▶ _Aim of the exercise_
Return the entries verbatim and drop every picture.

═══ Records supplied ═══

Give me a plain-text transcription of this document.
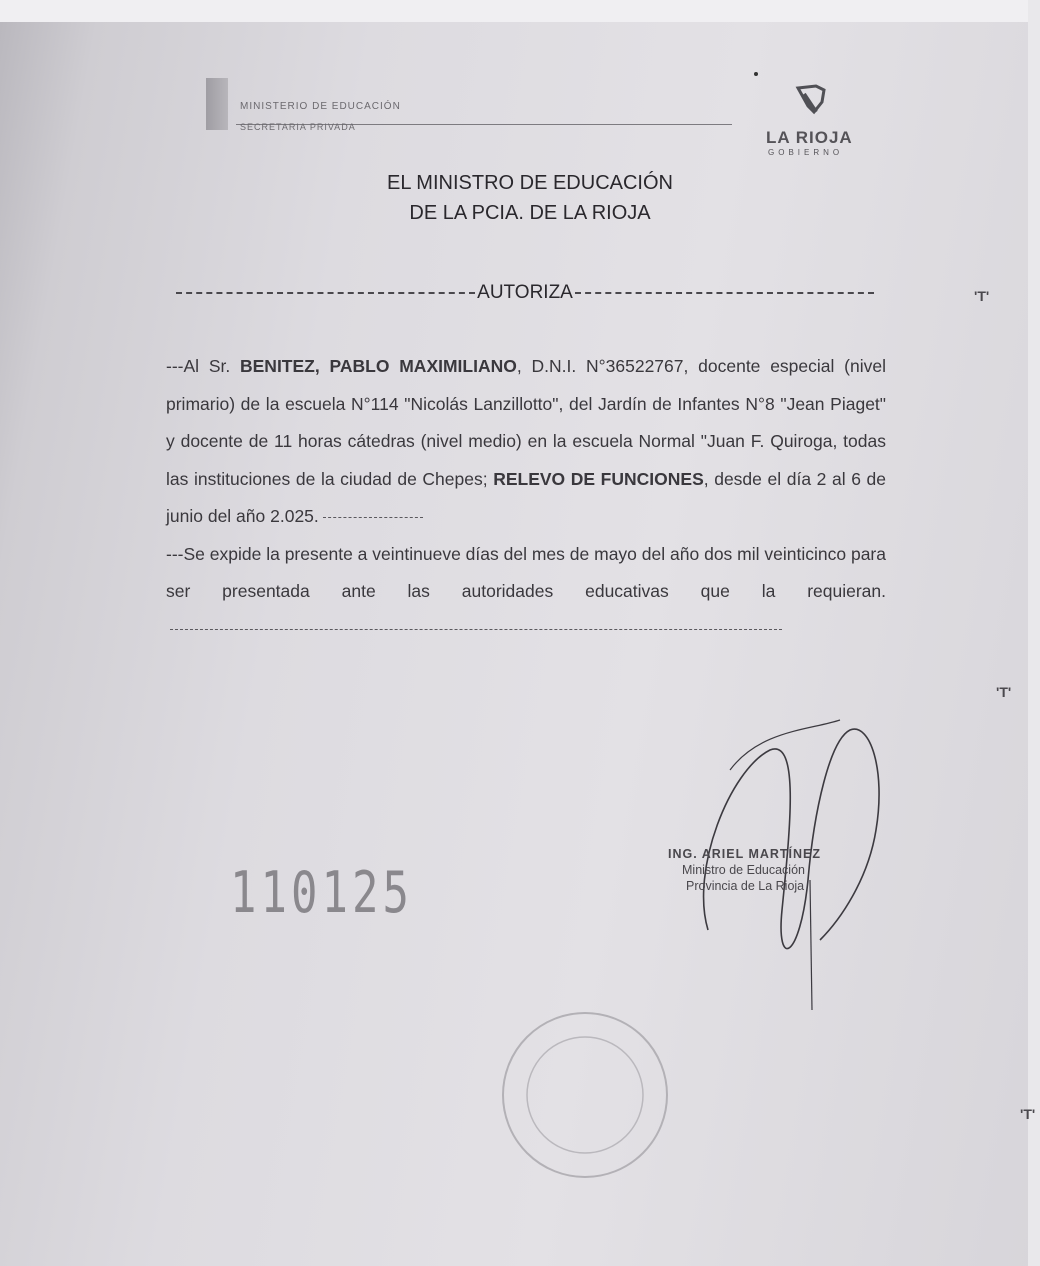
MINISTERIO DE EDUCACIÓN
SECRETARIA PRIVADA
LA RIOJA
GOBIERNO
EL MINISTRO DE EDUCACIÓN
DE LA PCIA. DE LA RIOJA
AUTORIZA

---Al Sr. BENITEZ, PABLO MAXIMILIANO, D.N.I. N°36522767, docente especial (nivel primario) de la escuela N°114 "Nicolás Lanzillotto", del Jardín de Infantes N°8 "Jean Piaget" y docente de 11 horas cátedras (nivel medio) en la escuela Normal "Juan F. Quiroga, todas las instituciones de la ciudad de Chepes; RELEVO DE FUNCIONES, desde el día 2 al 6 de junio del año 2.025.

---Se expide la presente a veintinueve días del mes de mayo del año dos mil veinticinco para ser presentada ante las autoridades educativas que la requieran.

110125
ING. ARIEL MARTÍNEZ
Ministro de Educación
Provincia de La Rioja
'T'
'T'
'T'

═══

▶ _Task result_
Give me a plain-text transcription of this document.
MINISTERIO DE EDUCACIÓN
SECRETARIA PRIVADA
LA RIOJA
GOBIERNO
EL MINISTRO DE EDUCACIÓN
DE LA PCIA. DE LA RIOJA
AUTORIZA

---Al Sr. BENITEZ, PABLO MAXIMILIANO, D.N.I. N°36522767, docente especial (nivel primario) de la escuela N°114 "Nicolás Lanzillotto", del Jardín de Infantes N°8 "Jean Piaget" y docente de 11 horas cátedras (nivel medio) en la escuela Normal "Juan F. Quiroga, todas las instituciones de la ciudad de Chepes; RELEVO DE FUNCIONES, desde el día 2 al 6 de junio del año 2.025.

---Se expide la presente a veintinueve días del mes de mayo del año dos mil veinticinco para ser presentada ante las autoridades educativas que la requieran.

110125
ING. ARIEL MARTÍNEZ
Ministro de Educación
Provincia de La Rioja
'T'
'T'
'T'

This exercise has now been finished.